_WHAT IS ASKED_. Read the material below and tally how many lines hold the word "color", giving the number and nothing else.
───
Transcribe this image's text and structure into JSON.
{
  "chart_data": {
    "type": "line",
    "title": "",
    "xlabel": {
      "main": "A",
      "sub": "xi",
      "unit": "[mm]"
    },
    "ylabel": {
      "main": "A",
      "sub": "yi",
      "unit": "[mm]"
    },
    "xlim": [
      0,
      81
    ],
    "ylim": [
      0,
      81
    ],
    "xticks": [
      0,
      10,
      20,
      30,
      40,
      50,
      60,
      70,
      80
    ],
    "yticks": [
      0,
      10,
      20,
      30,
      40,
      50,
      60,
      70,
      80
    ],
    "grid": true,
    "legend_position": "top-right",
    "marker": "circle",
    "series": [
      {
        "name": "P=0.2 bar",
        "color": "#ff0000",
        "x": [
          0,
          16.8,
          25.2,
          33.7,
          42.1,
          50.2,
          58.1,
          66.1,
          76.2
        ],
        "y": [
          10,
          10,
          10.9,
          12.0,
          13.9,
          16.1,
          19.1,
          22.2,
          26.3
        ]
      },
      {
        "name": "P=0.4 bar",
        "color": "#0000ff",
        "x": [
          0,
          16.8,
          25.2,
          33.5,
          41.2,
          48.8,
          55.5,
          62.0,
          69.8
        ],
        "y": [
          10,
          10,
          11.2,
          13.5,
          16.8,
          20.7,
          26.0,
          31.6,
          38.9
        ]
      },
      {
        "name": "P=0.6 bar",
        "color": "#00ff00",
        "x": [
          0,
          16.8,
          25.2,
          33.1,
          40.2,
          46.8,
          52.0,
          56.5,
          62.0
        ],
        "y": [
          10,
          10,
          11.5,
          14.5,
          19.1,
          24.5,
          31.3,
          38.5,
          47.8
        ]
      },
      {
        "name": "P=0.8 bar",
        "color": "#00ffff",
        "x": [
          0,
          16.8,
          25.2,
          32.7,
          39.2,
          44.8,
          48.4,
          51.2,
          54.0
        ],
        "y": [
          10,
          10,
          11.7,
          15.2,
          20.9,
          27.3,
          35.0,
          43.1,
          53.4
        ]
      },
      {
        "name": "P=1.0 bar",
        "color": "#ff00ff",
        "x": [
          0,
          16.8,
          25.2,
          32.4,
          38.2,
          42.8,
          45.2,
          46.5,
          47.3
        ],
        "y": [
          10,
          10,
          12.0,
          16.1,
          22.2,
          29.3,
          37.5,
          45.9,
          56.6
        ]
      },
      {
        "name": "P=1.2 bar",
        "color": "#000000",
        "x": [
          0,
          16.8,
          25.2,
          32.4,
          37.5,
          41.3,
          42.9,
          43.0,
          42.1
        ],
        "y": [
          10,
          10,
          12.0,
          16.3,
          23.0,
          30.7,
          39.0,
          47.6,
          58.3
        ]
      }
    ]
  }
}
───
_EXERCISE SOLUTION_. 6